[Records that describe figures]

** BEGIN **

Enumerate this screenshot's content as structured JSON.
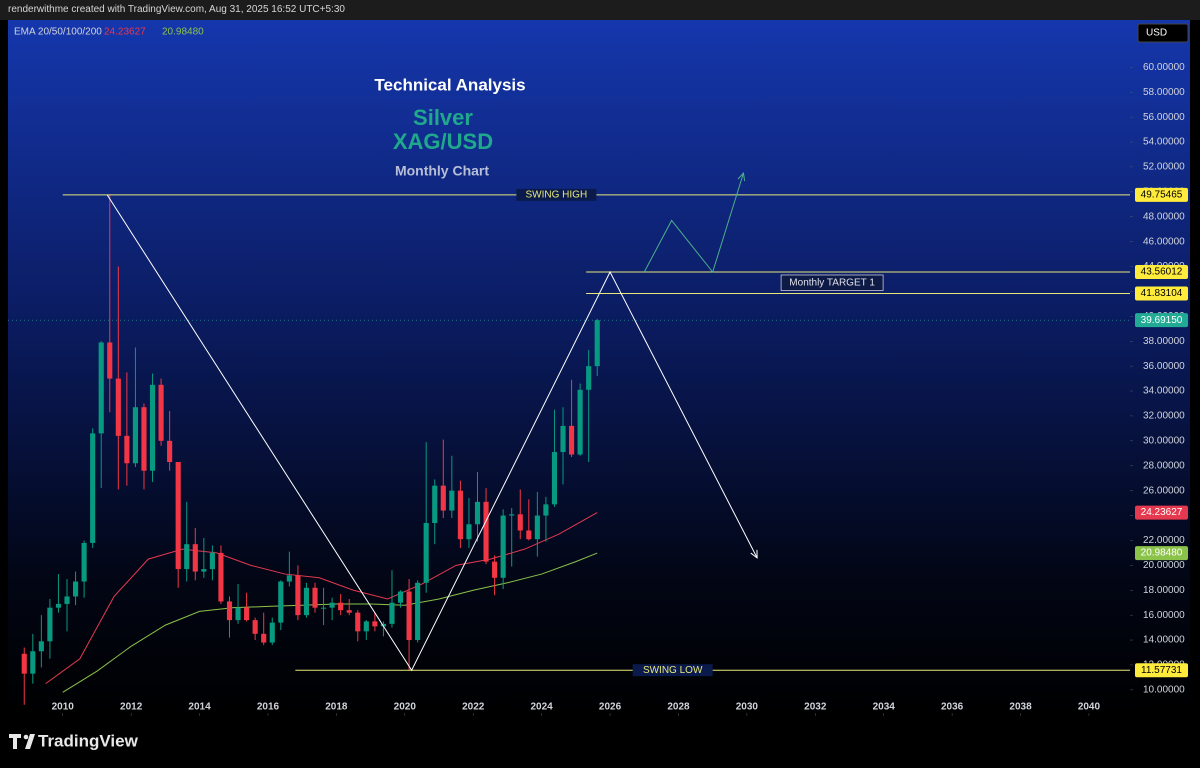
{
  "header": {
    "text": "renderwithme created with TradingView.com, Aug 31, 2025 16:52 UTC+5:30"
  },
  "footer": {
    "brand": "TradingView"
  },
  "chart_data": {
    "type": "candlestick",
    "title": "Technical Analysis",
    "symbol_name": "Silver",
    "symbol": "XAG/USD",
    "subtitle": "Monthly Chart",
    "indicator": "EMA 20/50/100/200",
    "currency": "USD",
    "up_color": "#089981",
    "down_color": "#f23645",
    "xlim": [
      2008.4,
      2041.2
    ],
    "xticks": [
      2010,
      2012,
      2014,
      2016,
      2018,
      2020,
      2022,
      2024,
      2026,
      2028,
      2030,
      2032,
      2034,
      2036,
      2038,
      2040
    ],
    "ylim": [
      7.9,
      63.8
    ],
    "yticks": [
      {
        "value": 10,
        "label": "10.00000"
      },
      {
        "value": 12,
        "label": "12.00000"
      },
      {
        "value": 14,
        "label": "14.00000"
      },
      {
        "value": 16,
        "label": "16.00000"
      },
      {
        "value": 18,
        "label": "18.00000"
      },
      {
        "value": 20,
        "label": "20.00000"
      },
      {
        "value": 22,
        "label": "22.00000"
      },
      {
        "value": 24,
        "label": "24.00000"
      },
      {
        "value": 26,
        "label": "26.00000"
      },
      {
        "value": 28,
        "label": "28.00000"
      },
      {
        "value": 30,
        "label": "30.00000"
      },
      {
        "value": 32,
        "label": "32.00000"
      },
      {
        "value": 34,
        "label": "34.00000"
      },
      {
        "value": 36,
        "label": "36.00000"
      },
      {
        "value": 38,
        "label": "38.00000"
      },
      {
        "value": 40,
        "label": "40.00000"
      },
      {
        "value": 42,
        "label": "42.00000"
      },
      {
        "value": 44,
        "label": "44.00000"
      },
      {
        "value": 46,
        "label": "46.00000"
      },
      {
        "value": 48,
        "label": "48.00000"
      },
      {
        "value": 50,
        "label": "50.00000"
      },
      {
        "value": 52,
        "label": "52.00000"
      },
      {
        "value": 54,
        "label": "54.00000"
      },
      {
        "value": 56,
        "label": "56.00000"
      },
      {
        "value": 58,
        "label": "58.00000"
      },
      {
        "value": 60,
        "label": "60.00000"
      }
    ],
    "x": [
      2008.875,
      2009.125,
      2009.375,
      2009.625,
      2009.875,
      2010.125,
      2010.375,
      2010.625,
      2010.875,
      2011.125,
      2011.375,
      2011.625,
      2011.875,
      2012.125,
      2012.375,
      2012.625,
      2012.875,
      2013.125,
      2013.375,
      2013.625,
      2013.875,
      2014.125,
      2014.375,
      2014.625,
      2014.875,
      2015.125,
      2015.375,
      2015.625,
      2015.875,
      2016.125,
      2016.375,
      2016.625,
      2016.875,
      2017.125,
      2017.375,
      2017.625,
      2017.875,
      2018.125,
      2018.375,
      2018.625,
      2018.875,
      2019.125,
      2019.375,
      2019.625,
      2019.875,
      2020.125,
      2020.375,
      2020.625,
      2020.875,
      2021.125,
      2021.375,
      2021.625,
      2021.875,
      2022.125,
      2022.375,
      2022.625,
      2022.875,
      2023.125,
      2023.375,
      2023.625,
      2023.875,
      2024.125,
      2024.375,
      2024.625,
      2024.875,
      2025.125,
      2025.375,
      2025.625
    ],
    "open": [
      12.9,
      11.3,
      13.1,
      13.9,
      16.6,
      16.9,
      17.5,
      18.7,
      21.8,
      30.6,
      37.9,
      35.0,
      30.4,
      28.2,
      32.7,
      27.6,
      34.5,
      30.0,
      28.3,
      19.7,
      21.7,
      19.5,
      19.7,
      21.0,
      17.1,
      15.6,
      16.6,
      15.6,
      14.5,
      13.8,
      15.4,
      18.7,
      19.2,
      16.0,
      18.2,
      16.6,
      16.6,
      17.0,
      16.4,
      16.2,
      14.7,
      15.5,
      15.1,
      15.3,
      17.0,
      17.9,
      14.0,
      18.6,
      23.4,
      26.4,
      24.4,
      26.0,
      22.1,
      23.3,
      25.1,
      20.3,
      19.0,
      24.0,
      24.1,
      22.8,
      22.1,
      24.0,
      24.9,
      29.1,
      31.2,
      28.9,
      34.1,
      36.0
    ],
    "high": [
      13.4,
      14.5,
      16.0,
      17.3,
      19.3,
      18.9,
      19.5,
      22.0,
      31.0,
      38.0,
      49.8,
      44.0,
      35.5,
      37.5,
      33.0,
      35.4,
      35.0,
      32.4,
      28.3,
      25.1,
      23.0,
      22.2,
      21.6,
      21.6,
      17.5,
      18.5,
      17.8,
      15.8,
      16.2,
      15.8,
      18.8,
      21.1,
      20.0,
      18.6,
      18.6,
      18.2,
      17.4,
      17.7,
      17.3,
      16.4,
      15.6,
      16.2,
      15.5,
      19.6,
      18.0,
      18.9,
      18.8,
      29.9,
      26.9,
      30.1,
      28.8,
      26.8,
      25.4,
      27.5,
      26.2,
      20.8,
      24.5,
      24.6,
      26.1,
      25.3,
      25.9,
      25.5,
      32.5,
      32.7,
      34.9,
      34.6,
      37.3,
      39.8
    ],
    "low": [
      8.8,
      10.5,
      11.8,
      12.5,
      16.2,
      14.7,
      16.8,
      17.4,
      21.4,
      26.2,
      32.3,
      26.1,
      26.4,
      27.9,
      26.1,
      26.7,
      29.6,
      27.6,
      18.2,
      18.7,
      18.8,
      19.0,
      18.8,
      16.9,
      14.2,
      15.3,
      15.5,
      14.0,
      13.6,
      13.6,
      14.8,
      18.3,
      15.6,
      15.8,
      16.2,
      15.2,
      15.6,
      16.0,
      16.0,
      13.9,
      14.0,
      14.7,
      14.3,
      15.0,
      16.6,
      11.6,
      13.8,
      17.8,
      21.7,
      23.8,
      23.8,
      21.4,
      21.4,
      21.9,
      20.1,
      17.6,
      18.1,
      19.9,
      22.1,
      22.0,
      20.7,
      21.9,
      24.7,
      26.5,
      28.7,
      28.8,
      28.3,
      35.2
    ],
    "close": [
      11.3,
      13.1,
      13.9,
      16.6,
      16.9,
      17.5,
      18.7,
      21.8,
      30.6,
      37.9,
      35.0,
      30.4,
      28.2,
      32.7,
      27.6,
      34.5,
      30.0,
      28.3,
      19.7,
      21.7,
      19.5,
      19.7,
      21.0,
      17.1,
      15.6,
      16.6,
      15.6,
      14.5,
      13.8,
      15.4,
      18.7,
      19.2,
      16.0,
      18.2,
      16.6,
      16.6,
      17.0,
      16.4,
      16.2,
      14.7,
      15.5,
      15.1,
      15.3,
      17.0,
      17.9,
      14.0,
      18.6,
      23.4,
      26.4,
      24.4,
      26.0,
      22.1,
      23.3,
      25.1,
      20.3,
      19.0,
      24.0,
      24.1,
      22.8,
      22.1,
      24.0,
      24.9,
      29.1,
      31.2,
      28.9,
      34.1,
      36.0,
      39.6915
    ],
    "last_close_label": "39.69150",
    "last_close_color": "#22ab94",
    "emas": [
      {
        "color": "#e53950",
        "last_label": "24.23627",
        "x": [
          2009.5,
          2010.5,
          2011.5,
          2012.5,
          2013.5,
          2014.5,
          2015.5,
          2016.5,
          2017.5,
          2018.5,
          2019.5,
          2020.5,
          2021.5,
          2022.5,
          2023.5,
          2024.5,
          2025.625
        ],
        "values": [
          10.5,
          12.5,
          17.5,
          20.5,
          21.3,
          21.0,
          20.0,
          19.3,
          19.0,
          18.0,
          17.3,
          18.5,
          20.0,
          20.5,
          21.3,
          22.5,
          24.23627
        ]
      },
      {
        "color": "#8bc34a",
        "last_label": "20.98480",
        "x": [
          2010.0,
          2011.0,
          2012.0,
          2013.0,
          2014.0,
          2015.0,
          2016.0,
          2017.0,
          2018.0,
          2019.0,
          2020.0,
          2021.0,
          2022.0,
          2023.0,
          2024.0,
          2025.0,
          2025.625
        ],
        "values": [
          9.8,
          11.5,
          13.5,
          15.2,
          16.3,
          16.6,
          16.7,
          16.8,
          16.9,
          16.9,
          16.8,
          17.3,
          18.0,
          18.6,
          19.3,
          20.3,
          20.9848
        ]
      }
    ],
    "level_color": "#e8e87a",
    "levels": [
      {
        "name": "SWING HIGH",
        "value": 49.75465,
        "label": "49.75465",
        "x_start": 2010.0
      },
      {
        "value": 43.56012,
        "label": "43.56012",
        "x_start": 2025.3
      },
      {
        "value": 41.83104,
        "label": "41.83104",
        "x_start": 2025.3
      },
      {
        "name": "SWING LOW",
        "value": 11.57731,
        "label": "11.57731",
        "x_start": 2016.8
      }
    ],
    "target_label": "Monthly TARGET 1",
    "trend_path": {
      "color": "#ffffff",
      "x": [
        2011.3,
        2020.2,
        2026.0,
        2030.3
      ],
      "y": [
        49.75465,
        11.57731,
        43.56012,
        20.6
      ]
    },
    "projection_path": {
      "color": "#4caf8a",
      "x": [
        2027.0,
        2027.8,
        2029.0,
        2029.9
      ],
      "y": [
        43.56012,
        47.7,
        43.56012,
        51.5
      ]
    }
  }
}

** END **

◆ CHALLENGE ◆
Determine the number of lines in the records that include the string "Monthly", and respond with that number only.

◆ TASK RESPONSE ◆
2